▶ **MATERIALS PROVIDED**:

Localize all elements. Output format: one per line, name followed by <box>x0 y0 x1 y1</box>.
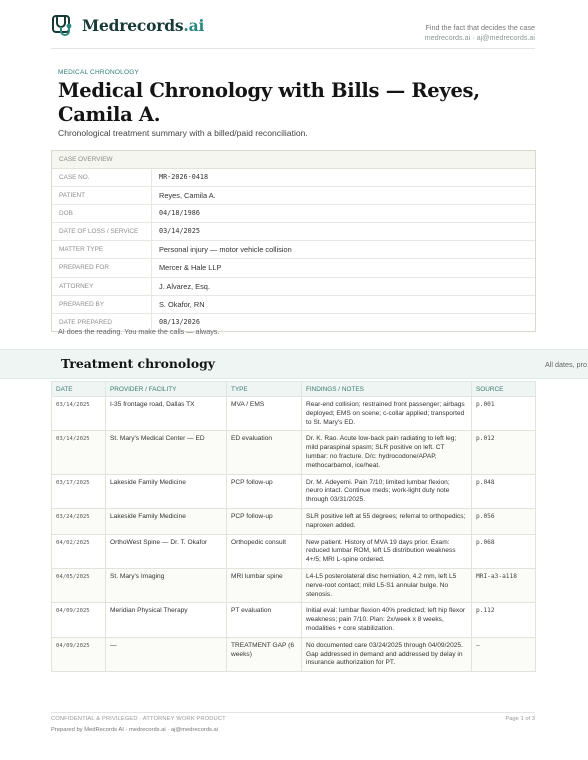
overview-row <box>52 259 535 277</box>
section-eyebrow: MEDICAL CHRONOLOGY <box>58 69 140 76</box>
cell-findings: New patient. History of MVA 19 days prior. Exam: reduced lumbar ROM, left L5 distribution weakness 4+/5; MRI L-spine ordered. <box>302 534 472 568</box>
footer-divider <box>51 712 535 713</box>
chronology-note: All dates, pro <box>545 360 587 369</box>
overview-label: DATE PREPARED <box>52 314 152 331</box>
overview-value: 08/13/2026 <box>159 317 200 326</box>
overview-label: CASE NO. <box>52 169 152 186</box>
overview-row <box>52 296 535 314</box>
cell-source[interactable]: p.048 <box>472 474 536 508</box>
cell-findings: Dr. M. Adeyemi. Pain 7/10; limited lumbar flexion; neuro intact. Continue meds; work-light duty note through 03/31/2025. <box>302 474 472 508</box>
cell-source[interactable]: p.056 <box>472 508 536 534</box>
table-row <box>52 508 536 534</box>
overview-value: J. Alvarez, Esq. <box>159 281 210 291</box>
cell-findings: No documented care 03/24/2025 through 04/09/2025. Gap addressed in demand and addressed by delay in insurance authorization for PT. <box>302 637 472 671</box>
header-divider <box>51 48 535 49</box>
table-row <box>52 637 536 671</box>
overview-row <box>52 241 535 259</box>
page-header <box>51 12 535 44</box>
column-header[interactable]: FINDINGS / NOTES <box>302 382 472 397</box>
overview-value: 03/14/2025 <box>159 227 200 236</box>
cell-provider: Meridian Physical Therapy <box>106 603 227 637</box>
cell-provider: Lakeside Family Medicine <box>106 474 227 508</box>
column-header[interactable]: DATE <box>52 382 106 397</box>
table-row <box>52 534 536 568</box>
stethoscope-icon <box>51 12 77 38</box>
overview-label: ATTORNEY <box>52 278 152 295</box>
cell-date: 04/09/2025 <box>52 637 106 671</box>
cell-date: 03/14/2025 <box>52 431 106 474</box>
case-overview-heading: CASE OVERVIEW <box>52 151 535 169</box>
chronology-table <box>51 381 536 672</box>
cell-source[interactable]: p.112 <box>472 603 536 637</box>
cell-type: PT evaluation <box>227 603 302 637</box>
chronology-section-header <box>0 349 588 379</box>
cell-provider: St. Mary's Imaging <box>106 568 227 602</box>
column-header[interactable]: SOURCE <box>472 382 536 397</box>
table-row <box>52 474 536 508</box>
overview-row <box>52 169 535 187</box>
document-subtitle: Chronological treatment summary with a billed/paid reconciliation. <box>58 128 308 138</box>
cell-provider: OrthoWest Spine — Dr. T. Okafor <box>106 534 227 568</box>
cell-provider: I-35 frontage road, Dallas TX <box>106 397 227 431</box>
overview-label: PREPARED FOR <box>52 259 152 276</box>
cell-provider: Lakeside Family Medicine <box>106 508 227 534</box>
tagline-text: Find the fact that decides the case <box>425 23 535 32</box>
cell-provider: — <box>106 637 227 671</box>
cell-type: ED evaluation <box>227 431 302 474</box>
overview-value: S. Okafor, RN <box>159 299 205 309</box>
overview-label: DOB <box>52 205 152 222</box>
cell-date: 04/02/2025 <box>52 534 106 568</box>
cell-date: 04/05/2025 <box>52 568 106 602</box>
overview-value: Reyes, Camila A. <box>159 191 216 201</box>
overview-label: DATE OF LOSS / SERVICE <box>52 223 152 240</box>
overview-label: PATIENT <box>52 187 152 204</box>
cell-date: 04/09/2025 <box>52 603 106 637</box>
cell-type: MRI lumbar spine <box>227 568 302 602</box>
cell-findings: SLR positive left at 55 degrees; referral to orthopedics; naproxen added. <box>302 508 472 534</box>
overview-row <box>52 205 535 223</box>
brand-logo[interactable] <box>51 12 204 38</box>
cell-findings: L4-L5 posterolateral disc herniation, 4.2 mm, left L5 nerve-root contact; mild L5-S1 annular bulge. No stenosis. <box>302 568 472 602</box>
brand-name: Medrecords.ai <box>82 15 205 35</box>
column-header[interactable]: TYPE <box>227 382 302 397</box>
cell-type: TREATMENT GAP (6 weeks) <box>227 637 302 671</box>
table-row <box>52 568 536 602</box>
cell-source[interactable]: p.068 <box>472 534 536 568</box>
cell-type: MVA / EMS <box>227 397 302 431</box>
overview-row <box>52 223 535 241</box>
cell-source[interactable]: p.012 <box>472 431 536 474</box>
cell-source[interactable]: — <box>472 637 536 671</box>
overview-label: PREPARED BY <box>52 296 152 313</box>
cell-findings: Dr. K. Rao. Acute low-back pain radiating to left leg; mild paraspinal spasm; SLR positive on left. CT lumbar: no fracture. D/c: hydrocodone/APAP, methocarbamol, ice/heat. <box>302 431 472 474</box>
overview-row <box>52 278 535 296</box>
overview-value: Personal injury — motor vehicle collision <box>159 245 292 255</box>
brand-tagline <box>425 23 535 43</box>
cell-type: PCP follow-up <box>227 508 302 534</box>
overview-value: Mercer & Hale LLP <box>159 263 222 273</box>
page-number: Page 1 of 3 <box>505 716 535 722</box>
chronology-heading: Treatment chronology <box>61 356 215 371</box>
overview-label: MATTER TYPE <box>52 241 152 258</box>
cell-provider: St. Mary's Medical Center — ED <box>106 431 227 474</box>
prepared-by-footer: Prepared by MedRecords AI · medrecords.ai · aj@medrecords.ai <box>51 727 218 733</box>
cell-date: 03/14/2025 <box>52 397 106 431</box>
ai-disclaimer: AI does the reading. You make the calls — always. <box>58 327 220 336</box>
overview-row <box>52 187 535 205</box>
contact-links[interactable]: medrecords.ai · aj@medrecords.ai <box>424 33 535 42</box>
overview-value: MR-2026-0418 <box>159 173 209 181</box>
cell-source[interactable]: MRI-a3-a118 <box>472 568 536 602</box>
table-row <box>52 397 536 431</box>
cell-type: Orthopedic consult <box>227 534 302 568</box>
cell-date: 03/24/2025 <box>52 508 106 534</box>
document-title: Medical Chronology with Bills — Reyes, Camila A. <box>58 79 480 126</box>
cell-type: PCP follow-up <box>227 474 302 508</box>
table-row <box>52 431 536 474</box>
cell-findings: Initial eval: lumbar flexion 40% predicted; left hip flexor weakness; pain 7/10. Plan: 2x/week x 8 weeks, modalities + core stabilization. <box>302 603 472 637</box>
table-row <box>52 603 536 637</box>
overview-value: 04/18/1986 <box>159 209 200 218</box>
cell-source[interactable]: p.001 <box>472 397 536 431</box>
cell-findings: Rear-end collision; restrained front passenger; airbags deployed; EMS on scene; c-collar applied; transported to St. Mary's ED. <box>302 397 472 431</box>
column-header[interactable]: PROVIDER / FACILITY <box>106 382 227 397</box>
confidentiality-notice: CONFIDENTIAL & PRIVILEGED · ATTORNEY WORK PRODUCT <box>51 716 226 722</box>
case-overview-table <box>51 150 536 332</box>
cell-date: 03/17/2025 <box>52 474 106 508</box>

▶ **EXERCISE AIM**: Can you output every item above as a numbered list, with blank lines and pictures left out?

▶ **RESPONSE TO THE TASK**:
1. Localize all elements. Output format: one per line, name followed by <box>x0 y0 x1 y1</box>.
2. overview-row <box>52 259 535 277</box>
3. section-eyebrow: MEDICAL CHRONOLOGY <box>58 69 140 76</box>
4. cell-findings: New patient. History of MVA 19 days prior. Exam: reduced lumbar ROM, left L5 distribution weakness 4+/5; MRI L-spine ordered. <box>302 534 472 568</box>
5. footer-divider <box>51 712 535 713</box>
6. chronology-note: All dates, pro <box>545 360 587 369</box>
7. overview-label: DATE PREPARED <box>52 314 152 331</box>
8. overview-value: 08/13/2026 <box>159 317 200 326</box>
9. overview-label: CASE NO. <box>52 169 152 186</box>
10. overview-row <box>52 296 535 314</box>
11. cell-source[interactable]: p.048 <box>472 474 536 508</box>
12. cell-findings: Dr. M. Adeyemi. Pain 7/10; limited lumbar flexion; neuro intact. Continue meds; work-light duty note through 03/31/2025. <box>302 474 472 508</box>
13. cell-source[interactable]: p.056 <box>472 508 536 534</box>
14. table-row <box>52 508 536 534</box>
15. overview-value: J. Alvarez, Esq. <box>159 281 210 291</box>
16. cell-findings: No documented care 03/24/2025 through 04/09/2025. Gap addressed in demand and addressed by delay in insurance authorization for PT. <box>302 637 472 671</box>
17. header-divider <box>51 48 535 49</box>
18. table-row <box>52 637 536 671</box>
19. overview-row <box>52 241 535 259</box>
20. page-header <box>51 12 535 44</box>
21. column-header[interactable]: FINDINGS / NOTES <box>302 382 472 397</box>
22. overview-value: 03/14/2025 <box>159 227 200 236</box>
23. cell-provider: Meridian Physical Therapy <box>106 603 227 637</box>
24. cell-provider: Lakeside Family Medicine <box>106 474 227 508</box>
25. column-header[interactable]: DATE <box>52 382 106 397</box>
26. table-row <box>52 534 536 568</box>
27. stethoscope-icon <box>51 12 77 38</box>
28. overview-label: ATTORNEY <box>52 278 152 295</box>
29. cell-date: 04/09/2025 <box>52 637 106 671</box>
30. cell-date: 03/14/2025 <box>52 431 106 474</box>
31. case-overview-heading: CASE OVERVIEW <box>52 151 535 169</box>
32. chronology-table <box>51 381 536 672</box>
33. cell-source[interactable]: p.112 <box>472 603 536 637</box>
34. cell-type: PT evaluation <box>227 603 302 637</box>
35. chronology-section-header <box>0 349 588 379</box>
36. cell-provider: St. Mary's Imaging <box>106 568 227 602</box>
37. column-header[interactable]: SOURCE <box>472 382 536 397</box>
38. table-row <box>52 474 536 508</box>
39. overview-row <box>52 169 535 187</box>
40. document-subtitle: Chronological treatment summary with a billed/paid reconciliation. <box>58 128 308 138</box>
41. cell-provider: OrthoWest Spine — Dr. T. Okafor <box>106 534 227 568</box>
42. cell-provider: I-35 frontage road, Dallas TX <box>106 397 227 431</box>
43. overview-label: PREPARED FOR <box>52 259 152 276</box>
44. cell-provider: Lakeside Family Medicine <box>106 508 227 534</box>
45. tagline-text: Find the fact that decides the case <box>425 23 535 32</box>
46. cell-provider: — <box>106 637 227 671</box>
47. cell-type: ED evaluation <box>227 431 302 474</box>
48. overview-value: S. Okafor, RN <box>159 299 205 309</box>
49. overview-label: DOB <box>52 205 152 222</box>
50. cell-date: 04/02/2025 <box>52 534 106 568</box>
51. cell-date: 04/05/2025 <box>52 568 106 602</box>
52. overview-value: Reyes, Camila A. <box>159 191 216 201</box>
53. overview-label: DATE OF LOSS / SERVICE <box>52 223 152 240</box>
54. overview-label: PATIENT <box>52 187 152 204</box>
55. cell-date: 04/09/2025 <box>52 603 106 637</box>
56. cell-type: MRI lumbar spine <box>227 568 302 602</box>
57. cell-findings: SLR positive left at 55 degrees; referral to orthopedics; naproxen added. <box>302 508 472 534</box>
58. overview-row <box>52 205 535 223</box>
59. brand-logo[interactable] <box>51 12 204 38</box>
60. cell-findings: L4-L5 posterolateral disc herniation, 4.2 mm, left L5 nerve-root contact; mild L5-S1 annular bulge. No stenosis. <box>302 568 472 602</box>
61. brand-name: Medrecords.ai <box>82 15 205 35</box>
62. column-header[interactable]: TYPE <box>227 382 302 397</box>
63. cell-type: TREATMENT GAP (6 weeks) <box>227 637 302 671</box>
64. table-row <box>52 568 536 602</box>
65. cell-source[interactable]: p.068 <box>472 534 536 568</box>
66. cell-type: MVA / EMS <box>227 397 302 431</box>
67. overview-row <box>52 223 535 241</box>
68. cell-source[interactable]: p.012 <box>472 431 536 474</box>
69. cell-source[interactable]: — <box>472 637 536 671</box>
70. overview-label: PREPARED BY <box>52 296 152 313</box>
71. cell-findings: Dr. K. Rao. Acute low-back pain radiating to left leg; mild paraspinal spasm; SLR positive on left. CT lumbar: no fracture. D/c: hydrocodone/APAP, methocarbamol, ice/heat. <box>302 431 472 474</box>
72. overview-row <box>52 278 535 296</box>
73. overview-value: Personal injury — motor vehicle collision <box>159 245 292 255</box>
74. brand-tagline <box>425 23 535 43</box>
75. cell-type: PCP follow-up <box>227 508 302 534</box>
76. overview-value: Mercer & Hale LLP <box>159 263 222 273</box>
77. page-number: Page 1 of 3 <box>505 716 535 722</box>
78. chronology-heading: Treatment chronology <box>61 356 215 371</box>
79. overview-label: MATTER TYPE <box>52 241 152 258</box>
80. cell-provider: St. Mary's Medical Center — ED <box>106 431 227 474</box>
81. prepared-by-footer: Prepared by MedRecords AI · medrecords.ai · aj@medrecords.ai <box>51 727 218 733</box>
82. cell-date: 03/14/2025 <box>52 397 106 431</box>
83. ai-disclaimer: AI does the reading. You make the calls — always. <box>58 327 220 336</box>
84. overview-row <box>52 187 535 205</box>
85. contact-links[interactable]: medrecords.ai · aj@medrecords.ai <box>424 33 535 42</box>
86. overview-value: MR-2026-0418 <box>159 173 209 181</box>
87. cell-source[interactable]: MRI-a3-a118 <box>472 568 536 602</box>
88. table-row <box>52 397 536 431</box>
89. cell-type: Orthopedic consult <box>227 534 302 568</box>
90. cell-date: 03/24/2025 <box>52 508 106 534</box>
91. document-title: Medical Chronology with Bills — Reyes, Camila A. <box>58 79 480 126</box>
92. cell-type: PCP follow-up <box>227 474 302 508</box>
93. table-row <box>52 431 536 474</box>
94. cell-findings: Initial eval: lumbar flexion 40% predicted; left hip flexor weakness; pain 7/10. Plan: 2x/week x 8 weeks, modalities + core stabilization. <box>302 603 472 637</box>
95. table-row <box>52 603 536 637</box>
96. overview-value: 04/18/1986 <box>159 209 200 218</box>
97. cell-source[interactable]: p.001 <box>472 397 536 431</box>
98. cell-findings: Rear-end collision; restrained front passenger; airbags deployed; EMS on scene; c-collar applied; transported to St. Mary's ED. <box>302 397 472 431</box>
99. column-header[interactable]: PROVIDER / FACILITY <box>106 382 227 397</box>
100. confidentiality-notice: CONFIDENTIAL & PRIVILEGED · ATTORNEY WORK PRODUCT <box>51 716 226 722</box>
101. case-overview-table <box>51 150 536 332</box>
102. cell-date: 03/17/2025 <box>52 474 106 508</box>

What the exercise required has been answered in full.